BEGIN Data entries
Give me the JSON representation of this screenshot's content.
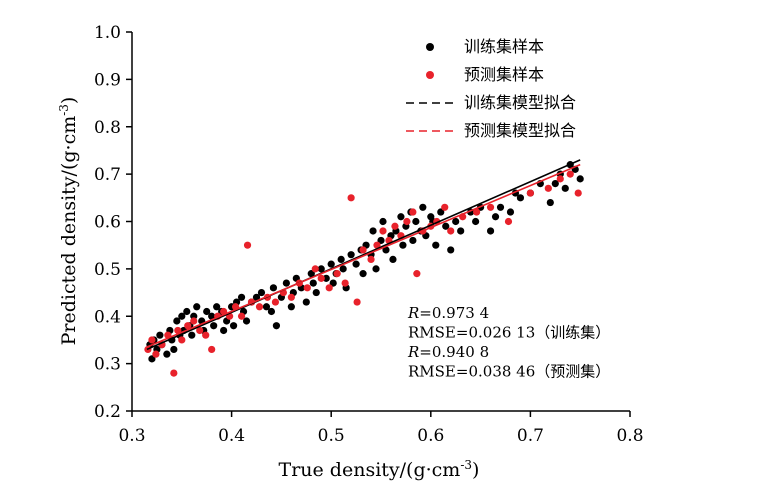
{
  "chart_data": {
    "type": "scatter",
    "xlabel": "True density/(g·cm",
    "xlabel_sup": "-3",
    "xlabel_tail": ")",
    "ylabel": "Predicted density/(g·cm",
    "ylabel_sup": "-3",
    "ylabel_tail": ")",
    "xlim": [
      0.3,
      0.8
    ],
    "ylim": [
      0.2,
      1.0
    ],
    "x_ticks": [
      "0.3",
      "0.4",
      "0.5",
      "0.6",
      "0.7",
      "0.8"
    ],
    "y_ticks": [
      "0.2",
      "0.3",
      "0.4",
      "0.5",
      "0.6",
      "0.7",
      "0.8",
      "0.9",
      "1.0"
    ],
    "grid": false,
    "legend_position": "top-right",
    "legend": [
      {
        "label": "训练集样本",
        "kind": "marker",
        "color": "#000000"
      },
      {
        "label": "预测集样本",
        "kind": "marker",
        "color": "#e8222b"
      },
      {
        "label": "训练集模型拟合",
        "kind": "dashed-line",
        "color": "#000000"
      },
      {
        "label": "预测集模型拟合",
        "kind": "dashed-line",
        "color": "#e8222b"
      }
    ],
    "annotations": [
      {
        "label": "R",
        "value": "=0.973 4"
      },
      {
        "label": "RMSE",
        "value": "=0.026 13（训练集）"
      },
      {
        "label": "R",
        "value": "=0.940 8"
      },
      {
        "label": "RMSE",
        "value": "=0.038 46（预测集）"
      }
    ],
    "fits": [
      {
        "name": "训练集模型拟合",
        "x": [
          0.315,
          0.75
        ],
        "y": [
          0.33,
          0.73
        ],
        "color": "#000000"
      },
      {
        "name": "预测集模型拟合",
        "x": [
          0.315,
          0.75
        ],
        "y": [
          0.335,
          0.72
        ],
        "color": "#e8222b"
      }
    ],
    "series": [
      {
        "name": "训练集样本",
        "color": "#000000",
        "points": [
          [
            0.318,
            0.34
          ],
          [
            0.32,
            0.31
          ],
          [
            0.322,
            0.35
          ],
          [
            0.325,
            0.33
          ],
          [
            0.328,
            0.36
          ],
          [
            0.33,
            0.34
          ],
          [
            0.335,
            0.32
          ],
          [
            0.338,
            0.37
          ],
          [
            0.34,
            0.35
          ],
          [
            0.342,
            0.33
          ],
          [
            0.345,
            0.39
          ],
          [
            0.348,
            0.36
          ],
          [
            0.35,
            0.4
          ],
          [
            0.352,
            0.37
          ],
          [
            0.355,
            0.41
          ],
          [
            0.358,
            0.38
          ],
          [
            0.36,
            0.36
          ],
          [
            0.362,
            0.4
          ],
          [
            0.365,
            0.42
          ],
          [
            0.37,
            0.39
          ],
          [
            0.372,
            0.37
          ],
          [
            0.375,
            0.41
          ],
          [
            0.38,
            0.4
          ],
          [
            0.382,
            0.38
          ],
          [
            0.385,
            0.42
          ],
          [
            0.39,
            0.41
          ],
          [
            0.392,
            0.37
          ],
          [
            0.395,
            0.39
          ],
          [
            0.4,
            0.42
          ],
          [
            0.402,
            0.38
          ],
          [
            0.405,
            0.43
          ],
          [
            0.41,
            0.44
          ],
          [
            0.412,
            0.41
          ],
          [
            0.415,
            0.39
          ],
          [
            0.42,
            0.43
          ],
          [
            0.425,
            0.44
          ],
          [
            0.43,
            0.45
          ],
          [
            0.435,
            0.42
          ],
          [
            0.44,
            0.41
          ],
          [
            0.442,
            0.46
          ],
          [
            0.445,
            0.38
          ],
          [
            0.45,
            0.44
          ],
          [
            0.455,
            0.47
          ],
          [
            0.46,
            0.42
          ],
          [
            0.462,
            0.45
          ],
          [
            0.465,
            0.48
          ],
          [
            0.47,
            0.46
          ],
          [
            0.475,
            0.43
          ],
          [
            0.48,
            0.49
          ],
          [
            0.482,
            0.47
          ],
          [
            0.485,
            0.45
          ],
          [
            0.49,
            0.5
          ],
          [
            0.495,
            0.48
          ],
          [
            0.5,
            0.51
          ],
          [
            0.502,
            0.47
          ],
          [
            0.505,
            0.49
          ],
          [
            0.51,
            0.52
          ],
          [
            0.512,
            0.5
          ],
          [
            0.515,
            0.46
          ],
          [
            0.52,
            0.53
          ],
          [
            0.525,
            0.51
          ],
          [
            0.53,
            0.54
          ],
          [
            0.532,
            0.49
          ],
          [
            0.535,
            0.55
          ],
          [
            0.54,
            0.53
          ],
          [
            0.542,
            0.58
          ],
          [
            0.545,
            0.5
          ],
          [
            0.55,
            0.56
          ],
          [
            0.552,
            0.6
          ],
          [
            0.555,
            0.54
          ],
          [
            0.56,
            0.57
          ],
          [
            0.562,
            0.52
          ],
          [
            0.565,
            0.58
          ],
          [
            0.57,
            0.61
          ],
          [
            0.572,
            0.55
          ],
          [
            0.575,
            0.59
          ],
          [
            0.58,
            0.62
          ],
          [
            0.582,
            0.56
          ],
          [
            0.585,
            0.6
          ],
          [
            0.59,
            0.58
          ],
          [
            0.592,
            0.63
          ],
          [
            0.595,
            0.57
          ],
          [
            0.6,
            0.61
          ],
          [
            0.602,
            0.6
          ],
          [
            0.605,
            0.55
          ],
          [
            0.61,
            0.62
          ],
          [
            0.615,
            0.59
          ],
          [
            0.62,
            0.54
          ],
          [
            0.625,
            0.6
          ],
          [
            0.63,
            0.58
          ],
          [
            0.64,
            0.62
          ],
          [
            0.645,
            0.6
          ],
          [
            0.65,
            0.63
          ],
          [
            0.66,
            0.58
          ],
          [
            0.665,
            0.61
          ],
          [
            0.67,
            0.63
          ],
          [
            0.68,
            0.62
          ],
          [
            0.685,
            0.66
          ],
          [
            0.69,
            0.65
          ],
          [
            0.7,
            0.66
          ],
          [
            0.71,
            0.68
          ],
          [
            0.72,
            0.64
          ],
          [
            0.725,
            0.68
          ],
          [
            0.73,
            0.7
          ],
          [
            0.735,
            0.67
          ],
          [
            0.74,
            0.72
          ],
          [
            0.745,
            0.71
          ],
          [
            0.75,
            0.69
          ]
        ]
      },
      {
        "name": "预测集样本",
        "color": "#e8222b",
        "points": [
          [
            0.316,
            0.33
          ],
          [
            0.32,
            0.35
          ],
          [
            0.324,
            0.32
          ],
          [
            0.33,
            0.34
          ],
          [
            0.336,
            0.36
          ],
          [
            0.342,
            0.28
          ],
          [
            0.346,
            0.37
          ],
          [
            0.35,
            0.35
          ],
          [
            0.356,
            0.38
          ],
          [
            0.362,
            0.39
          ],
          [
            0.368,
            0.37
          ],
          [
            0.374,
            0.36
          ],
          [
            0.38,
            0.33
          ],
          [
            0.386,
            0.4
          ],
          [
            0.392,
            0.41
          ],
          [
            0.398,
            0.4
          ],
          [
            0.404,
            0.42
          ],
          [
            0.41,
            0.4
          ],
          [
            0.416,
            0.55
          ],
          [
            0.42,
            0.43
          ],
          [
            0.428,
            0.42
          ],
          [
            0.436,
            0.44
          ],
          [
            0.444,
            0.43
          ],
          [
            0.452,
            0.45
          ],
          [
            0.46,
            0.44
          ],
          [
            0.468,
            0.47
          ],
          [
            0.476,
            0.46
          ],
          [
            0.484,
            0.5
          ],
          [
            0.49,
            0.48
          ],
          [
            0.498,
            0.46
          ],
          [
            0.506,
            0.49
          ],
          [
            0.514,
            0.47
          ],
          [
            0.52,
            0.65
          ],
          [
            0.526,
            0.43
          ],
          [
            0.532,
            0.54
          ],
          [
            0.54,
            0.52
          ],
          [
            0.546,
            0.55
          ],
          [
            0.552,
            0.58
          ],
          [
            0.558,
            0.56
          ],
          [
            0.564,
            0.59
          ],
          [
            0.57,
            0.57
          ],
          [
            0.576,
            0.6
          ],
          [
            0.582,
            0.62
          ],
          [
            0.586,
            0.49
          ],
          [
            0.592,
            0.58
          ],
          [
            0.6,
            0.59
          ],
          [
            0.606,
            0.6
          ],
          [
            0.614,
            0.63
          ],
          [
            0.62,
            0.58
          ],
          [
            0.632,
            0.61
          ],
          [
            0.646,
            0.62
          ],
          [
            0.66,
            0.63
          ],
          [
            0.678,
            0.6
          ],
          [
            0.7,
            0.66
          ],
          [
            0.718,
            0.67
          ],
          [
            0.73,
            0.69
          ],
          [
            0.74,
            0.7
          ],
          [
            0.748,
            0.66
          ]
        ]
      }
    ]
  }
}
END Data entries
**What is asked**
Copy out every line of the data that includes the word "value".

**Answer**
        "value": "=0.973 4"
        "value": "=0.026 13（训练集）"
        "value": "=0.940 8"
        "value": "=0.038 46（预测集）"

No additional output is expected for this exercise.